10.5           Lessor and Lessee acknowledge that actual costs for the Common Area expenses, Taxes as set forth in paragraph 12, and insurance as set forth in paragraph 13 have yet to be determined and that Four Dollars and Fifty Cents ($4.72) are the estimated expenses on a Per Square Foot Basis.  Lessee shall pay this amount calculated at One Thousand, Two Hundred, Sixty One and 42/100 Dollars ($1,261.42) per month beginning at Lease commencement.  See Schedule D for itemization of estimated expenses.

10.6           As soon as practical following written notice from Lessee to Lessor, Lessor shall provide to Lessee copies of Lessor’s workpapers or other supporting documentation provided to Lessor’s tax accountants for preparation of Lessor’s tax returns as such relates to the calculation of Common Area Costs, Taxes and insurance for the purposes of verifying the calculated amounts.  In the event Lessee’s examination reveals that an error has been made in Lessor’s determination of Lessee’s Proportionate Share of such expenses, then the amount of such adjustment shall be payable by Lessor or Lessee, to the other party, as the case may be, within thirty (30) days of such conclusive determination.

11.         Parking.

11.1           In addition to the Demised Premises leased hereunder, Lessee shall have the right of non-exclusive use, in common with others, of automobile parking areas, driveways and footways, and of such loading facilities and other facilities as may be designated from time to time by Lessor.

Stored data entries

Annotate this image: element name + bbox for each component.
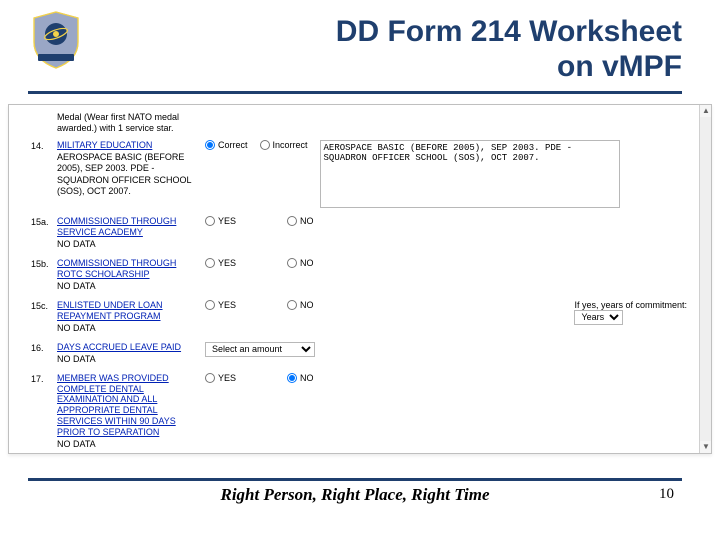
vertical-scrollbar[interactable]: ▲ ▼ <box>699 105 711 453</box>
years-select[interactable]: Years <box>574 310 623 325</box>
slide-footer: Right Person, Right Place, Right Time 10 <box>28 485 682 505</box>
radio-incorrect-input[interactable] <box>260 140 270 150</box>
radio-correct[interactable]: Correct <box>205 140 248 150</box>
previous-item-fragment: Medal (Wear first NATO medal awarded.) w… <box>57 112 197 135</box>
item-number: 15a. <box>31 216 57 227</box>
item-number: 15b. <box>31 258 57 269</box>
radio-no[interactable]: NO <box>287 216 314 226</box>
scroll-up-icon[interactable]: ▲ <box>700 105 712 117</box>
item-link-loan-repayment[interactable]: ENLISTED UNDER LOAN REPAYMENT PROGRAM <box>57 300 197 322</box>
commitment-label: If yes, years of commitment: Years <box>574 300 687 325</box>
item-link-military-education[interactable]: MILITARY EDUCATION <box>57 140 197 151</box>
radio-no[interactable]: NO <box>287 258 314 268</box>
item-subtext: NO DATA <box>57 439 197 450</box>
radio-incorrect[interactable]: Incorrect <box>260 140 308 150</box>
form-row-17: 17. MEMBER WAS PROVIDED COMPLETE DENTAL … <box>31 369 693 454</box>
item-subtext: NO DATA <box>57 239 197 250</box>
item-link-leave-paid[interactable]: DAYS ACCRUED LEAVE PAID <box>57 342 197 353</box>
footer-divider <box>28 478 682 481</box>
radio-no[interactable]: NO <box>287 300 314 310</box>
page-number: 10 <box>659 486 674 503</box>
item-number: 16. <box>31 342 57 353</box>
radio-yes[interactable]: YES <box>205 216 236 226</box>
radio-no[interactable]: NO <box>287 373 314 383</box>
footer-motto: Right Person, Right Place, Right Time <box>220 485 489 505</box>
item-number: 17. <box>31 373 57 384</box>
item-link-dental[interactable]: MEMBER WAS PROVIDED COMPLETE DENTAL EXAM… <box>57 373 197 438</box>
slide-header: DD Form 214 Worksheet on vMPF <box>0 0 720 85</box>
amount-select[interactable]: Select an amount <box>205 342 315 357</box>
form-row-15a: 15a. COMMISSIONED THROUGH SERVICE ACADEM… <box>31 212 693 254</box>
radio-yes[interactable]: YES <box>205 373 236 383</box>
vmpf-form-screenshot: Medal (Wear first NATO medal awarded.) w… <box>8 104 712 454</box>
radio-yes[interactable]: YES <box>205 300 236 310</box>
radio-correct-input[interactable] <box>205 140 215 150</box>
form-row-14: 14. MILITARY EDUCATION AEROSPACE BASIC (… <box>31 136 693 212</box>
item-subtext: NO DATA <box>57 354 197 365</box>
header-divider <box>28 91 682 94</box>
scroll-down-icon[interactable]: ▼ <box>700 441 712 453</box>
item-link-service-academy[interactable]: COMMISSIONED THROUGH SERVICE ACADEMY <box>57 216 197 238</box>
slide-title-line2: on vMPF <box>84 49 682 84</box>
item-link-rotc[interactable]: COMMISSIONED THROUGH ROTC SCHOLARSHIP <box>57 258 197 280</box>
form-row-16: 16. DAYS ACCRUED LEAVE PAID NO DATA Sele… <box>31 338 693 369</box>
item-subtext: AEROSPACE BASIC (BEFORE 2005), SEP 2003.… <box>57 152 197 197</box>
military-education-textarea[interactable] <box>320 140 620 208</box>
item-subtext: NO DATA <box>57 281 197 292</box>
afpc-shield-logo <box>28 10 84 70</box>
item-subtext: NO DATA <box>57 323 197 334</box>
form-row-15b: 15b. COMMISSIONED THROUGH ROTC SCHOLARSH… <box>31 254 693 296</box>
form-row-15c: 15c. ENLISTED UNDER LOAN REPAYMENT PROGR… <box>31 296 693 338</box>
item-number: 14. <box>31 140 57 151</box>
item-number: 15c. <box>31 300 57 311</box>
radio-yes[interactable]: YES <box>205 258 236 268</box>
slide-title-line1: DD Form 214 Worksheet <box>84 14 682 49</box>
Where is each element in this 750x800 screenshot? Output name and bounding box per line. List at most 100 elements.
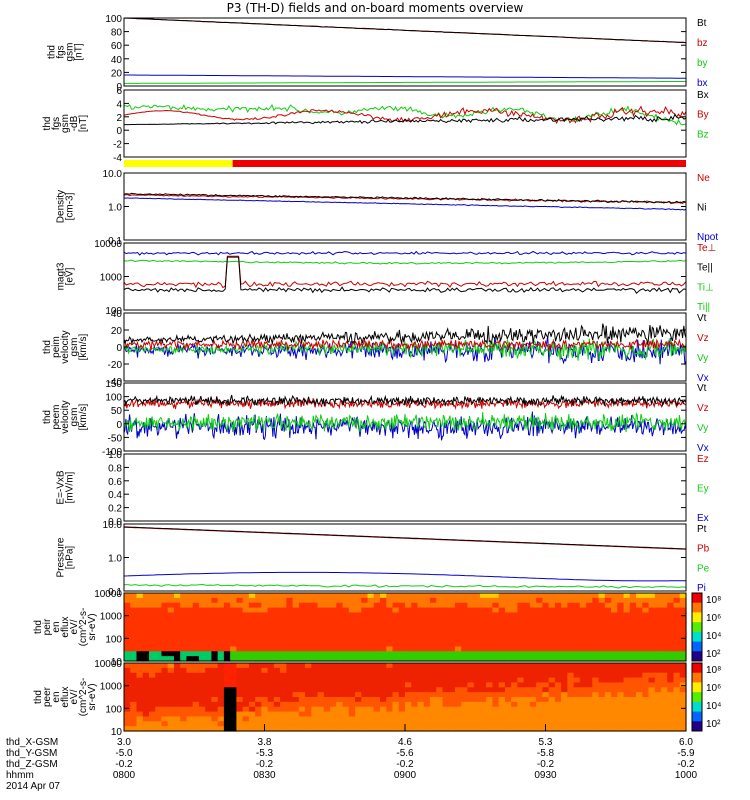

Task set
1. Reproduce the lease excerpt word for word from "10.6           As soon as" to "such conclusive determination.".
2. Using the lease excerpt, say yes or no to each statement and quote the words that decide it. (a) The Lessee has exclusive use of the automobile parking areas. (b) An adjustment owed after an error is found is payable within thirty days of the conclusive determination. (c) The Lessee's monthly payment of estimated expenses starts at Lease commencement.

Answers for the exercise
1.
10.6           As soon as practical following written notice from Lessee to Lessor, Lessor shall provide to Lessee copies of Lessor’s workpapers or other supporting documentation provided to Lessor’s tax accountants for preparation of Lessor’s tax returns as such relates to the calculation of Common Area Costs, Taxes and insurance for the purposes of verifying the calculated amounts.  In the event Lessee’s examination reveals that an error has been made in Lessor’s determination of Lessee’s Proportionate Share of such expenses, then the amount of such adjustment shall be payable by Lessor or Lessee, to the other party, as the case may be, within thirty (30) days of such conclusive determination.

2.
(a) No: "Lessee shall have the right of non-exclusive use, in common with others, of automobile parking areas"
(b) Yes: "within thirty (30) days of such conclusive determination"
(c) Yes: "per month beginning at Lease commencement"